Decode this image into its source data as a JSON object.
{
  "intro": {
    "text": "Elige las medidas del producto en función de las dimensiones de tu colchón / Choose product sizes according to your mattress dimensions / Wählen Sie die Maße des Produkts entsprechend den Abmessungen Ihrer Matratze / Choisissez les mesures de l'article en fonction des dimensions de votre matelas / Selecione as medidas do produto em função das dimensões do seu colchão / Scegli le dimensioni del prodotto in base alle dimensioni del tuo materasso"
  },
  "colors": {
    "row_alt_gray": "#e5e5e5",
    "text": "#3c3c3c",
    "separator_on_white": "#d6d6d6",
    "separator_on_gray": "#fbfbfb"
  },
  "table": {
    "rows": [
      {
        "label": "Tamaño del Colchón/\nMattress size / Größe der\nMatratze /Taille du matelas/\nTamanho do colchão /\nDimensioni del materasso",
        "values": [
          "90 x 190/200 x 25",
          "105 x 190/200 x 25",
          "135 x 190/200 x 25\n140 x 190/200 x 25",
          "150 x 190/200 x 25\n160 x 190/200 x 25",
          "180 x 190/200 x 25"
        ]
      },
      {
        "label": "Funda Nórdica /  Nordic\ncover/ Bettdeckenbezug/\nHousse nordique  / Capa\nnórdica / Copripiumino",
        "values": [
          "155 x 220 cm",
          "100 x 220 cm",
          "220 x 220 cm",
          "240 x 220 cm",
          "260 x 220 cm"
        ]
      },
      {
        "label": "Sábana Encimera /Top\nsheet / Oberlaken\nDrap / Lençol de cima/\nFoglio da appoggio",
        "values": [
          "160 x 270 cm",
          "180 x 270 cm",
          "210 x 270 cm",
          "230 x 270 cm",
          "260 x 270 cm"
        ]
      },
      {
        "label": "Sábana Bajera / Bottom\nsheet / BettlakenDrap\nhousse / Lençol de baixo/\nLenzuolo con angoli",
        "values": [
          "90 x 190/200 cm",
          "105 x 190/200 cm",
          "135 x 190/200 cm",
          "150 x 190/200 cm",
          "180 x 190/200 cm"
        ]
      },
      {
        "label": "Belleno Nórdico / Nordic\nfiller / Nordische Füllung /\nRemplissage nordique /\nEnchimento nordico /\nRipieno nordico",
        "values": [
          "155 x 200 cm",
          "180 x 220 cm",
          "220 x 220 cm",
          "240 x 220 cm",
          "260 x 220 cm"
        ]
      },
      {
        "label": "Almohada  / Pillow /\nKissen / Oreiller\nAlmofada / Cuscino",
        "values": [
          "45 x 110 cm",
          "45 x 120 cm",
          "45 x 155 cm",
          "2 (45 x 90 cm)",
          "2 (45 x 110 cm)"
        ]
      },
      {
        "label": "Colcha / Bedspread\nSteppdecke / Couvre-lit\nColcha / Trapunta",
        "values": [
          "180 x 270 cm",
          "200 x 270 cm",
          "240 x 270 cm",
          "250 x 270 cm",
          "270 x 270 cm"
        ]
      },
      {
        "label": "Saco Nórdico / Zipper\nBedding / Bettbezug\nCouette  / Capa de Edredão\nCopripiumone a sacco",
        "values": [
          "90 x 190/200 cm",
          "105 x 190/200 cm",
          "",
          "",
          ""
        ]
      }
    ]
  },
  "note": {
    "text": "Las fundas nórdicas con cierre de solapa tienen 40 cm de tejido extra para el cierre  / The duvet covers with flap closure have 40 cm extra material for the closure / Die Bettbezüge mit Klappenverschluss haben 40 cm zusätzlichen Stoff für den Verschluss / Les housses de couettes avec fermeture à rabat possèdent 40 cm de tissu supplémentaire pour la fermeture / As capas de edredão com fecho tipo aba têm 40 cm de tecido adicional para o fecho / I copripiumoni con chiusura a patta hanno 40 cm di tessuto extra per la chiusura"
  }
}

________

AIM OF THE EXERCISE:
Your task is to repeat each line of the material exactly.

SOLUTION BELOW:
Decode this image into its source data as a JSON object.
{
  "intro": {
    "text": "Elige las medidas del producto en función de las dimensiones de tu colchón / Choose product sizes according to your mattress dimensions / Wählen Sie die Maße des Produkts entsprechend den Abmessungen Ihrer Matratze / Choisissez les mesures de l'article en fonction des dimensions de votre matelas / Selecione as medidas do produto em função das dimensões do seu colchão / Scegli le dimensioni del prodotto in base alle dimensioni del tuo materasso"
  },
  "colors": {
    "row_alt_gray": "#e5e5e5",
    "text": "#3c3c3c",
    "separator_on_white": "#d6d6d6",
    "separator_on_gray": "#fbfbfb"
  },
  "table": {
    "rows": [
      {
        "label": "Tamaño del Colchón/\nMattress size / Größe der\nMatratze /Taille du matelas/\nTamanho do colchão /\nDimensioni del materasso",
        "values": [
          "90 x 190/200 x 25",
          "105 x 190/200 x 25",
          "135 x 190/200 x 25\n140 x 190/200 x 25",
          "150 x 190/200 x 25\n160 x 190/200 x 25",
          "180 x 190/200 x 25"
        ]
      },
      {
        "label": "Funda Nórdica /  Nordic\ncover/ Bettdeckenbezug/\nHousse nordique  / Capa\nnórdica / Copripiumino",
        "values": [
          "155 x 220 cm",
          "100 x 220 cm",
          "220 x 220 cm",
          "240 x 220 cm",
          "260 x 220 cm"
        ]
      },
      {
        "label": "Sábana Encimera /Top\nsheet / Oberlaken\nDrap / Lençol de cima/\nFoglio da appoggio",
        "values": [
          "160 x 270 cm",
          "180 x 270 cm",
          "210 x 270 cm",
          "230 x 270 cm",
          "260 x 270 cm"
        ]
      },
      {
        "label": "Sábana Bajera / Bottom\nsheet / BettlakenDrap\nhousse / Lençol de baixo/\nLenzuolo con angoli",
        "values": [
          "90 x 190/200 cm",
          "105 x 190/200 cm",
          "135 x 190/200 cm",
          "150 x 190/200 cm",
          "180 x 190/200 cm"
        ]
      },
      {
        "label": "Belleno Nórdico / Nordic\nfiller / Nordische Füllung /\nRemplissage nordique /\nEnchimento nordico /\nRipieno nordico",
        "values": [
          "155 x 200 cm",
          "180 x 220 cm",
          "220 x 220 cm",
          "240 x 220 cm",
          "260 x 220 cm"
        ]
      },
      {
        "label": "Almohada  / Pillow /\nKissen / Oreiller\nAlmofada / Cuscino",
        "values": [
          "45 x 110 cm",
          "45 x 120 cm",
          "45 x 155 cm",
          "2 (45 x 90 cm)",
          "2 (45 x 110 cm)"
        ]
      },
      {
        "label": "Colcha / Bedspread\nSteppdecke / Couvre-lit\nColcha / Trapunta",
        "values": [
          "180 x 270 cm",
          "200 x 270 cm",
          "240 x 270 cm",
          "250 x 270 cm",
          "270 x 270 cm"
        ]
      },
      {
        "label": "Saco Nórdico / Zipper\nBedding / Bettbezug\nCouette  / Capa de Edredão\nCopripiumone a sacco",
        "values": [
          "90 x 190/200 cm",
          "105 x 190/200 cm",
          "",
          "",
          ""
        ]
      }
    ]
  },
  "note": {
    "text": "Las fundas nórdicas con cierre de solapa tienen 40 cm de tejido extra para el cierre  / The duvet covers with flap closure have 40 cm extra material for the closure / Die Bettbezüge mit Klappenverschluss haben 40 cm zusätzlichen Stoff für den Verschluss / Les housses de couettes avec fermeture à rabat possèdent 40 cm de tissu supplémentaire pour la fermeture / As capas de edredão com fecho tipo aba têm 40 cm de tecido adicional para o fecho / I copripiumoni con chiusura a patta hanno 40 cm di tessuto extra per la chiusura"
  }
}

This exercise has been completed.